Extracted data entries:

--- Start ---

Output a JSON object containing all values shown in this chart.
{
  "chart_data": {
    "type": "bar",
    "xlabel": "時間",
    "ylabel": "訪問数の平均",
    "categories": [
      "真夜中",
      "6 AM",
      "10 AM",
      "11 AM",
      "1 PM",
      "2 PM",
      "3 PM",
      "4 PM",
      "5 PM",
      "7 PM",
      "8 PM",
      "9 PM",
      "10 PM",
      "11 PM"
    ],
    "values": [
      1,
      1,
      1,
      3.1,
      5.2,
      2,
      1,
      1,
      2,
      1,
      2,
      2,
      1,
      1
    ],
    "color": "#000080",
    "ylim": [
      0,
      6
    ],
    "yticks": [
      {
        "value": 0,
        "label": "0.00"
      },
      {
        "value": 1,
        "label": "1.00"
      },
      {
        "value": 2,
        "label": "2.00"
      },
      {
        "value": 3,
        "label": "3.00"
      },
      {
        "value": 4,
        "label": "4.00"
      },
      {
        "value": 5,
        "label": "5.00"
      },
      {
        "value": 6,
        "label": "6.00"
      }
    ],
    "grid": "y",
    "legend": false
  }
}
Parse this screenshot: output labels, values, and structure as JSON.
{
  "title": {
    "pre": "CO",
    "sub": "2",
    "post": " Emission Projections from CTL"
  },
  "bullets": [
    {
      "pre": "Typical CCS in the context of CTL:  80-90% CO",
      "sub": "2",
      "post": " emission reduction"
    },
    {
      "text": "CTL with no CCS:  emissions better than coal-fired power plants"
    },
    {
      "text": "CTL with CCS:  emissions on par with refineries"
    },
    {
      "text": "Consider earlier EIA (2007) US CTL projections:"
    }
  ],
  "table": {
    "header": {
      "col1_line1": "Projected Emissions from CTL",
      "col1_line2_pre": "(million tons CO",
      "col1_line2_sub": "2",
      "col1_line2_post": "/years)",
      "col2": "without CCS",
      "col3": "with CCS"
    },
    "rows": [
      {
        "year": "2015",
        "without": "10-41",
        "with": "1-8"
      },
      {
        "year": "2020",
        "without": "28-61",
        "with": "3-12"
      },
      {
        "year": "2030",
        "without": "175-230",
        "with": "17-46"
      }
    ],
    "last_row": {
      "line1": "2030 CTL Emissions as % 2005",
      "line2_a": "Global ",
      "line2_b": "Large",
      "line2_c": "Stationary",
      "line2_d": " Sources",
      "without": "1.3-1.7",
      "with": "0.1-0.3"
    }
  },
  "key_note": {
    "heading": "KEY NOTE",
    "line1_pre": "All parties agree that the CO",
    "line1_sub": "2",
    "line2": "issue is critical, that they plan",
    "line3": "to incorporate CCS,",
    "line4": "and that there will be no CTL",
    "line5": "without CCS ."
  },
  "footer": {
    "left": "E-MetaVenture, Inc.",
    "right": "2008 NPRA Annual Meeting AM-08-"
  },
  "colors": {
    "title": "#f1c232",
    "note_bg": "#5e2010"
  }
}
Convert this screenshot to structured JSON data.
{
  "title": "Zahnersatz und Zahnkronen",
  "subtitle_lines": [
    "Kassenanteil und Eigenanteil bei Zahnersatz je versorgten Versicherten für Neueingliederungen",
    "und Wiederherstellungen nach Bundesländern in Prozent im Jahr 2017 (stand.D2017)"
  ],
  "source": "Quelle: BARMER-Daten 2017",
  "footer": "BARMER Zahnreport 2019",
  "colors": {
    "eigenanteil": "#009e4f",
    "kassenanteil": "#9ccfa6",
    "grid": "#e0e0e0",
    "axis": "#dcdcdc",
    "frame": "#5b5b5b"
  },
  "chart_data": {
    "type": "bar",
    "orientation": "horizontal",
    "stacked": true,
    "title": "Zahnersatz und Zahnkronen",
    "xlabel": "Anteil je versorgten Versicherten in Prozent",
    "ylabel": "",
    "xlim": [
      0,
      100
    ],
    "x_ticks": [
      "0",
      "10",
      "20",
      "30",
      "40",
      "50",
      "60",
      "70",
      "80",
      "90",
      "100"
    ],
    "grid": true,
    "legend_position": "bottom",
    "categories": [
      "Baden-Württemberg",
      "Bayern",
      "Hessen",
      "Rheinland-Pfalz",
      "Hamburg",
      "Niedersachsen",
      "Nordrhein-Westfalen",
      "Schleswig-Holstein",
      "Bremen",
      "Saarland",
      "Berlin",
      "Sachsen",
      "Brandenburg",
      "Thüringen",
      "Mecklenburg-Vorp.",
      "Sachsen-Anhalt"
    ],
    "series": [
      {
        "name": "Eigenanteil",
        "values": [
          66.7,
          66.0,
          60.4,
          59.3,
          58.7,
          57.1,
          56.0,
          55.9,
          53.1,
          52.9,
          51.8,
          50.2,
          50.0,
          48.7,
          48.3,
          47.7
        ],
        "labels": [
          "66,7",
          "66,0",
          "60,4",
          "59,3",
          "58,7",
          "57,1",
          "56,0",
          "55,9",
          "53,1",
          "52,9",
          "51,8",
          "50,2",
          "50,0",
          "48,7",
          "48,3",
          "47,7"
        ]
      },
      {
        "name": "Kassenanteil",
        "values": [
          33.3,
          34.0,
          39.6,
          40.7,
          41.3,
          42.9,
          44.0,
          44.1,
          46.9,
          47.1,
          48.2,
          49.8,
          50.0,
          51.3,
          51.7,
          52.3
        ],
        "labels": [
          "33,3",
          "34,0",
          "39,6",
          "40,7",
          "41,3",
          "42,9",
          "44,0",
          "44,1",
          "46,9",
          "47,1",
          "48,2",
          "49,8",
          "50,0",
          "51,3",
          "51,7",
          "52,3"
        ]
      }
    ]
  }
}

--- End ---

• _Task requirements_:
Return all the data exactly as given.

• _Answer to this task_:
Output a JSON object containing all values shown in this chart.
{
  "chart_data": {
    "type": "bar",
    "xlabel": "時間",
    "ylabel": "訪問数の平均",
    "categories": [
      "真夜中",
      "6 AM",
      "10 AM",
      "11 AM",
      "1 PM",
      "2 PM",
      "3 PM",
      "4 PM",
      "5 PM",
      "7 PM",
      "8 PM",
      "9 PM",
      "10 PM",
      "11 PM"
    ],
    "values": [
      1,
      1,
      1,
      3.1,
      5.2,
      2,
      1,
      1,
      2,
      1,
      2,
      2,
      1,
      1
    ],
    "color": "#000080",
    "ylim": [
      0,
      6
    ],
    "yticks": [
      {
        "value": 0,
        "label": "0.00"
      },
      {
        "value": 1,
        "label": "1.00"
      },
      {
        "value": 2,
        "label": "2.00"
      },
      {
        "value": 3,
        "label": "3.00"
      },
      {
        "value": 4,
        "label": "4.00"
      },
      {
        "value": 5,
        "label": "5.00"
      },
      {
        "value": 6,
        "label": "6.00"
      }
    ],
    "grid": "y",
    "legend": false
  }
}
Parse this screenshot: output labels, values, and structure as JSON.
{
  "title": {
    "pre": "CO",
    "sub": "2",
    "post": " Emission Projections from CTL"
  },
  "bullets": [
    {
      "pre": "Typical CCS in the context of CTL:  80-90% CO",
      "sub": "2",
      "post": " emission reduction"
    },
    {
      "text": "CTL with no CCS:  emissions better than coal-fired power plants"
    },
    {
      "text": "CTL with CCS:  emissions on par with refineries"
    },
    {
      "text": "Consider earlier EIA (2007) US CTL projections:"
    }
  ],
  "table": {
    "header": {
      "col1_line1": "Projected Emissions from CTL",
      "col1_line2_pre": "(million tons CO",
      "col1_line2_sub": "2",
      "col1_line2_post": "/years)",
      "col2": "without CCS",
      "col3": "with CCS"
    },
    "rows": [
      {
        "year": "2015",
        "without": "10-41",
        "with": "1-8"
      },
      {
        "year": "2020",
        "without": "28-61",
        "with": "3-12"
      },
      {
        "year": "2030",
        "without": "175-230",
        "with": "17-46"
      }
    ],
    "last_row": {
      "line1": "2030 CTL Emissions as % 2005",
      "line2_a": "Global ",
      "line2_b": "Large",
      "line2_c": "Stationary",
      "line2_d": " Sources",
      "without": "1.3-1.7",
      "with": "0.1-0.3"
    }
  },
  "key_note": {
    "heading": "KEY NOTE",
    "line1_pre": "All parties agree that the CO",
    "line1_sub": "2",
    "line2": "issue is critical, that they plan",
    "line3": "to incorporate CCS,",
    "line4": "and that there will be no CTL",
    "line5": "without CCS ."
  },
  "footer": {
    "left": "E-MetaVenture, Inc.",
    "right": "2008 NPRA Annual Meeting AM-08-"
  },
  "colors": {
    "title": "#f1c232",
    "note_bg": "#5e2010"
  }
}
Convert this screenshot to structured JSON data.
{
  "title": "Zahnersatz und Zahnkronen",
  "subtitle_lines": [
    "Kassenanteil und Eigenanteil bei Zahnersatz je versorgten Versicherten für Neueingliederungen",
    "und Wiederherstellungen nach Bundesländern in Prozent im Jahr 2017 (stand.D2017)"
  ],
  "source": "Quelle: BARMER-Daten 2017",
  "footer": "BARMER Zahnreport 2019",
  "colors": {
    "eigenanteil": "#009e4f",
    "kassenanteil": "#9ccfa6",
    "grid": "#e0e0e0",
    "axis": "#dcdcdc",
    "frame": "#5b5b5b"
  },
  "chart_data": {
    "type": "bar",
    "orientation": "horizontal",
    "stacked": true,
    "title": "Zahnersatz und Zahnkronen",
    "xlabel": "Anteil je versorgten Versicherten in Prozent",
    "ylabel": "",
    "xlim": [
      0,
      100
    ],
    "x_ticks": [
      "0",
      "10",
      "20",
      "30",
      "40",
      "50",
      "60",
      "70",
      "80",
      "90",
      "100"
    ],
    "grid": true,
    "legend_position": "bottom",
    "categories": [
      "Baden-Württemberg",
      "Bayern",
      "Hessen",
      "Rheinland-Pfalz",
      "Hamburg",
      "Niedersachsen",
      "Nordrhein-Westfalen",
      "Schleswig-Holstein",
      "Bremen",
      "Saarland",
      "Berlin",
      "Sachsen",
      "Brandenburg",
      "Thüringen",
      "Mecklenburg-Vorp.",
      "Sachsen-Anhalt"
    ],
    "series": [
      {
        "name": "Eigenanteil",
        "values": [
          66.7,
          66.0,
          60.4,
          59.3,
          58.7,
          57.1,
          56.0,
          55.9,
          53.1,
          52.9,
          51.8,
          50.2,
          50.0,
          48.7,
          48.3,
          47.7
        ],
        "labels": [
          "66,7",
          "66,0",
          "60,4",
          "59,3",
          "58,7",
          "57,1",
          "56,0",
          "55,9",
          "53,1",
          "52,9",
          "51,8",
          "50,2",
          "50,0",
          "48,7",
          "48,3",
          "47,7"
        ]
      },
      {
        "name": "Kassenanteil",
        "values": [
          33.3,
          34.0,
          39.6,
          40.7,
          41.3,
          42.9,
          44.0,
          44.1,
          46.9,
          47.1,
          48.2,
          49.8,
          50.0,
          51.3,
          51.7,
          52.3
        ],
        "labels": [
          "33,3",
          "34,0",
          "39,6",
          "40,7",
          "41,3",
          "42,9",
          "44,0",
          "44,1",
          "46,9",
          "47,1",
          "48,2",
          "49,8",
          "50,0",
          "51,3",
          "51,7",
          "52,3"
        ]
      }
    ]
  }
}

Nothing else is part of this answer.